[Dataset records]

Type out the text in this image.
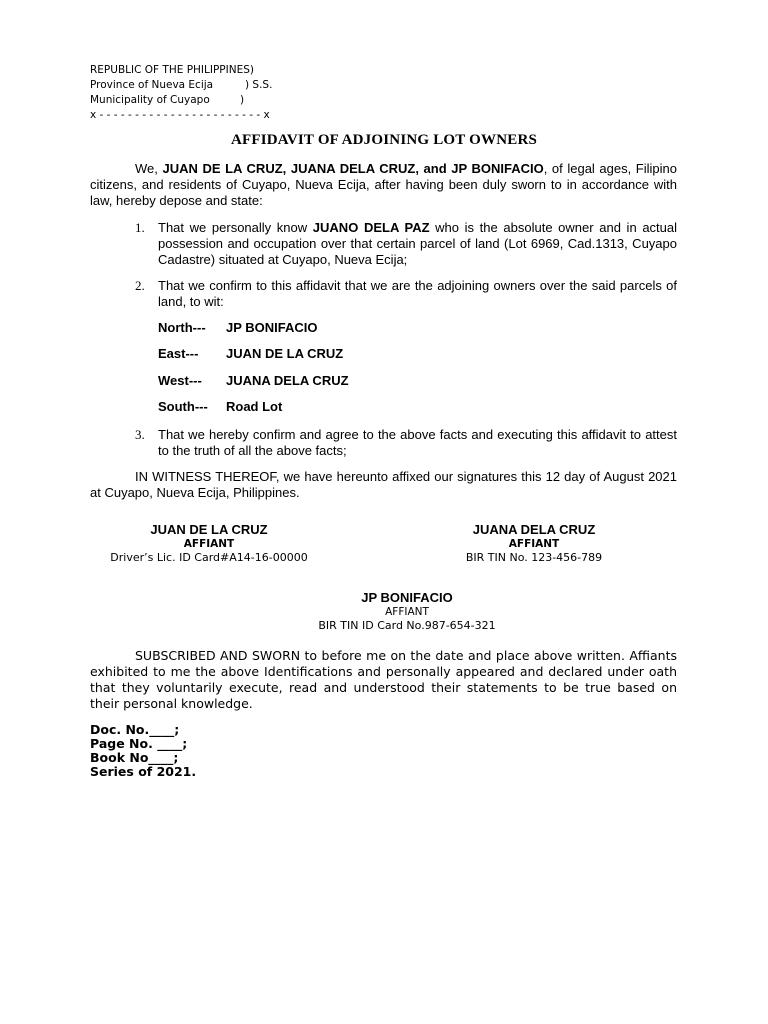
REPUBLIC OF THE PHILIPPINES)
Province of Nueva Ecija	) S.S.
Municipality of Cuyapo	)
x - - - - - - - - - - - - - - - - - - - - - - - x
AFFIDAVIT OF ADJOINING LOT OWNERS
We, JUAN DE LA CRUZ, JUANA DELA CRUZ, and JP BONIFACIO, of legal ages, Filipino citizens, and residents of Cuyapo, Nueva Ecija, after having been duly sworn to in accordance with law, hereby depose and state:
1. That we personally know JUANO DELA PAZ who is the absolute owner and in actual possession and occupation over that certain parcel of land (Lot 6969, Cad.1313, Cuyapo Cadastre) situated at Cuyapo, Nueva Ecija;
2. That we confirm to this affidavit that we are the adjoining owners over the said parcels of land, to wit:
North--- JP BONIFACIO
East--- JUAN DE LA CRUZ
West--- JUANA DELA CRUZ
South--- Road Lot
3. That we hereby confirm and agree to the above facts and executing this affidavit to attest to the truth of all the above facts;
IN WITNESS THEREOF, we have hereunto affixed our signatures this 12 day of August 2021 at Cuyapo, Nueva Ecija, Philippines.
JUAN DE LA CRUZ
AFFIANT
Driver’s Lic. ID Card#A14-16-00000
JUANA DELA CRUZ
AFFIANT
BIR TIN No. 123-456-789
JP BONIFACIO
AFFIANT
BIR TIN ID Card No.987-654-321
SUBSCRIBED AND SWORN to before me on the date and place above written. Affiants exhibited to me the above Identifications and personally appeared and declared under oath that they voluntarily execute, read and understood their statements to be true based on their personal knowledge.
Doc. No.____;
Page No. ____;
Book No____;
Series of 2021.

- [What you need to do]
Report only a number: how many lines in the material above contain the string "JUANA".

- [The response]
3